[GIVEN RECORDS]:
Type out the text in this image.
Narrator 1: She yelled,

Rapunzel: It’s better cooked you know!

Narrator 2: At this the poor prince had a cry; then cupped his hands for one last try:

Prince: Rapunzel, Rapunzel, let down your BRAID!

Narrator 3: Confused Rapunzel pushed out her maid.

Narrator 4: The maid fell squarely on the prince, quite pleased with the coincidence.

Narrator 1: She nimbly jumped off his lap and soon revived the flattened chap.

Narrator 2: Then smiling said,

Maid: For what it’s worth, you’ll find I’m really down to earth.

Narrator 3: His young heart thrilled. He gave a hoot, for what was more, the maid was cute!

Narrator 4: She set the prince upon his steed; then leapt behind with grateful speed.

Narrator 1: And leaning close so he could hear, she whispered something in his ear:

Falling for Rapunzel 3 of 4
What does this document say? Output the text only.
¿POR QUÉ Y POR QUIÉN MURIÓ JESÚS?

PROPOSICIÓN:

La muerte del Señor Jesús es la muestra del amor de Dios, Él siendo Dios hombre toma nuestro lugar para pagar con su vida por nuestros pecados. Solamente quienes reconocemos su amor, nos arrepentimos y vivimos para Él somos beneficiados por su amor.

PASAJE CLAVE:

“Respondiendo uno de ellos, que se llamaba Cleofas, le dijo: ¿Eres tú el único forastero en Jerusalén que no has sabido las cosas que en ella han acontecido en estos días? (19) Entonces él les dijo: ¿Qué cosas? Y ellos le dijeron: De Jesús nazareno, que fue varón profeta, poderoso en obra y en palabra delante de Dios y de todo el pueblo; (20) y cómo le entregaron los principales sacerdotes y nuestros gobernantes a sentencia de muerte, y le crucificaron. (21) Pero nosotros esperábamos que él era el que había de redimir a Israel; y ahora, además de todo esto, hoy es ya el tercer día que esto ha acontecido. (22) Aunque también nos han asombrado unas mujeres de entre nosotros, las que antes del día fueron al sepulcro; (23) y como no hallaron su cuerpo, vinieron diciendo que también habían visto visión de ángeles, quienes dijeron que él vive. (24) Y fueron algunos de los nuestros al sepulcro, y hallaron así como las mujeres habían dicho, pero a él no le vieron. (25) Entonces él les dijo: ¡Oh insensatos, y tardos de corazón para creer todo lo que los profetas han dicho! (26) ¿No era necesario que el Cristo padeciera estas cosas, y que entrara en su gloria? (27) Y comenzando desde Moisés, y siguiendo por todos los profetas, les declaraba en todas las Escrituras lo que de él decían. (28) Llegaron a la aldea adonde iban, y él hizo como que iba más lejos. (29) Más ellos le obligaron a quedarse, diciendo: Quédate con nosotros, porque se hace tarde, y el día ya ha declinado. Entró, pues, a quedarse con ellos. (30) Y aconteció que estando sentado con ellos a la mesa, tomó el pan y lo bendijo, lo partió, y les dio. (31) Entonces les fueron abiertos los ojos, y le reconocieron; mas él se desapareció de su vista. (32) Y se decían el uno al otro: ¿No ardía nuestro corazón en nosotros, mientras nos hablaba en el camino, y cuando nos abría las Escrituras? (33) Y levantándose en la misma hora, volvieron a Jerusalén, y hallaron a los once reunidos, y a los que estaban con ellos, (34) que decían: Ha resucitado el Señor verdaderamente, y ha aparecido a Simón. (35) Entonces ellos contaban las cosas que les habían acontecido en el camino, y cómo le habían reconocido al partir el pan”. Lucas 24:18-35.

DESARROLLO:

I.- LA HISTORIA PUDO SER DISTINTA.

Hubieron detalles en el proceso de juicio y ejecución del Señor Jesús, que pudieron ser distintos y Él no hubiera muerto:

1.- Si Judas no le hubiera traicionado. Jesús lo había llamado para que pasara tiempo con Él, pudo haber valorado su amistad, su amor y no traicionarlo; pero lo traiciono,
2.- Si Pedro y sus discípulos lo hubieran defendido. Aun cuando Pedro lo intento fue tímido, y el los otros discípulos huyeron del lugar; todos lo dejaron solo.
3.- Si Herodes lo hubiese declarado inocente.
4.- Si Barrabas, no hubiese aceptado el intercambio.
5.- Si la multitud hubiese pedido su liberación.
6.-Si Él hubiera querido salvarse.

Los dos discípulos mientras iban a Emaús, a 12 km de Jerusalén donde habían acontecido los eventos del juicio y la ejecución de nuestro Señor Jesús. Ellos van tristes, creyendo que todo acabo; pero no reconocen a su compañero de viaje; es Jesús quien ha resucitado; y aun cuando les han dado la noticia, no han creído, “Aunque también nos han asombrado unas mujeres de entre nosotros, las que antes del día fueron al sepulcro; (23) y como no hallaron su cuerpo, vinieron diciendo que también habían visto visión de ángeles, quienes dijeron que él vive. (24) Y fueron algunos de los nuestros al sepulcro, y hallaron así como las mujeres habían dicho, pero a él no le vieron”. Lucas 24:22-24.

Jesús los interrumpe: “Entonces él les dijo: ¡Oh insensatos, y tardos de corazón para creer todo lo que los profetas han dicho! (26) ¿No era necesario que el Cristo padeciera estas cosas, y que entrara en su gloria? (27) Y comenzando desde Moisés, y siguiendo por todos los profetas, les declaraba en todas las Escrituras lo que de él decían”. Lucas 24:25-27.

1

[EXERCISE INSTRUCTIONS]: Reproduce every line above without error.

[TASK ANSWER]:
Type out the text in this image.
Narrator 1: She yelled,

Rapunzel: It’s better cooked you know!

Narrator 2: At this the poor prince had a cry; then cupped his hands for one last try:

Prince: Rapunzel, Rapunzel, let down your BRAID!

Narrator 3: Confused Rapunzel pushed out her maid.

Narrator 4: The maid fell squarely on the prince, quite pleased with the coincidence.

Narrator 1: She nimbly jumped off his lap and soon revived the flattened chap.

Narrator 2: Then smiling said,

Maid: For what it’s worth, you’ll find I’m really down to earth.

Narrator 3: His young heart thrilled. He gave a hoot, for what was more, the maid was cute!

Narrator 4: She set the prince upon his steed; then leapt behind with grateful speed.

Narrator 1: And leaning close so he could hear, she whispered something in his ear:

Falling for Rapunzel 3 of 4
What does this document say? Output the text only.
¿POR QUÉ Y POR QUIÉN MURIÓ JESÚS?

PROPOSICIÓN:

La muerte del Señor Jesús es la muestra del amor de Dios, Él siendo Dios hombre toma nuestro lugar para pagar con su vida por nuestros pecados. Solamente quienes reconocemos su amor, nos arrepentimos y vivimos para Él somos beneficiados por su amor.

PASAJE CLAVE:

“Respondiendo uno de ellos, que se llamaba Cleofas, le dijo: ¿Eres tú el único forastero en Jerusalén que no has sabido las cosas que en ella han acontecido en estos días? (19) Entonces él les dijo: ¿Qué cosas? Y ellos le dijeron: De Jesús nazareno, que fue varón profeta, poderoso en obra y en palabra delante de Dios y de todo el pueblo; (20) y cómo le entregaron los principales sacerdotes y nuestros gobernantes a sentencia de muerte, y le crucificaron. (21) Pero nosotros esperábamos que él era el que había de redimir a Israel; y ahora, además de todo esto, hoy es ya el tercer día que esto ha acontecido. (22) Aunque también nos han asombrado unas mujeres de entre nosotros, las que antes del día fueron al sepulcro; (23) y como no hallaron su cuerpo, vinieron diciendo que también habían visto visión de ángeles, quienes dijeron que él vive. (24) Y fueron algunos de los nuestros al sepulcro, y hallaron así como las mujeres habían dicho, pero a él no le vieron. (25) Entonces él les dijo: ¡Oh insensatos, y tardos de corazón para creer todo lo que los profetas han dicho! (26) ¿No era necesario que el Cristo padeciera estas cosas, y que entrara en su gloria? (27) Y comenzando desde Moisés, y siguiendo por todos los profetas, les declaraba en todas las Escrituras lo que de él decían. (28) Llegaron a la aldea adonde iban, y él hizo como que iba más lejos. (29) Más ellos le obligaron a quedarse, diciendo: Quédate con nosotros, porque se hace tarde, y el día ya ha declinado. Entró, pues, a quedarse con ellos. (30) Y aconteció que estando sentado con ellos a la mesa, tomó el pan y lo bendijo, lo partió, y les dio. (31) Entonces les fueron abiertos los ojos, y le reconocieron; mas él se desapareció de su vista. (32) Y se decían el uno al otro: ¿No ardía nuestro corazón en nosotros, mientras nos hablaba en el camino, y cuando nos abría las Escrituras? (33) Y levantándose en la misma hora, volvieron a Jerusalén, y hallaron a los once reunidos, y a los que estaban con ellos, (34) que decían: Ha resucitado el Señor verdaderamente, y ha aparecido a Simón. (35) Entonces ellos contaban las cosas que les habían acontecido en el camino, y cómo le habían reconocido al partir el pan”. Lucas 24:18-35.

DESARROLLO:

I.- LA HISTORIA PUDO SER DISTINTA.

Hubieron detalles en el proceso de juicio y ejecución del Señor Jesús, que pudieron ser distintos y Él no hubiera muerto:

1.- Si Judas no le hubiera traicionado. Jesús lo había llamado para que pasara tiempo con Él, pudo haber valorado su amistad, su amor y no traicionarlo; pero lo traiciono,
2.- Si Pedro y sus discípulos lo hubieran defendido. Aun cuando Pedro lo intento fue tímido, y el los otros discípulos huyeron del lugar; todos lo dejaron solo.
3.- Si Herodes lo hubiese declarado inocente.
4.- Si Barrabas, no hubiese aceptado el intercambio.
5.- Si la multitud hubiese pedido su liberación.
6.-Si Él hubiera querido salvarse.

Los dos discípulos mientras iban a Emaús, a 12 km de Jerusalén donde habían acontecido los eventos del juicio y la ejecución de nuestro Señor Jesús. Ellos van tristes, creyendo que todo acabo; pero no reconocen a su compañero de viaje; es Jesús quien ha resucitado; y aun cuando les han dado la noticia, no han creído, “Aunque también nos han asombrado unas mujeres de entre nosotros, las que antes del día fueron al sepulcro; (23) y como no hallaron su cuerpo, vinieron diciendo que también habían visto visión de ángeles, quienes dijeron que él vive. (24) Y fueron algunos de los nuestros al sepulcro, y hallaron así como las mujeres habían dicho, pero a él no le vieron”. Lucas 24:22-24.

Jesús los interrumpe: “Entonces él les dijo: ¡Oh insensatos, y tardos de corazón para creer todo lo que los profetas han dicho! (26) ¿No era necesario que el Cristo padeciera estas cosas, y que entrara en su gloria? (27) Y comenzando desde Moisés, y siguiendo por todos los profetas, les declaraba en todas las Escrituras lo que de él decían”. Lucas 24:25-27.

1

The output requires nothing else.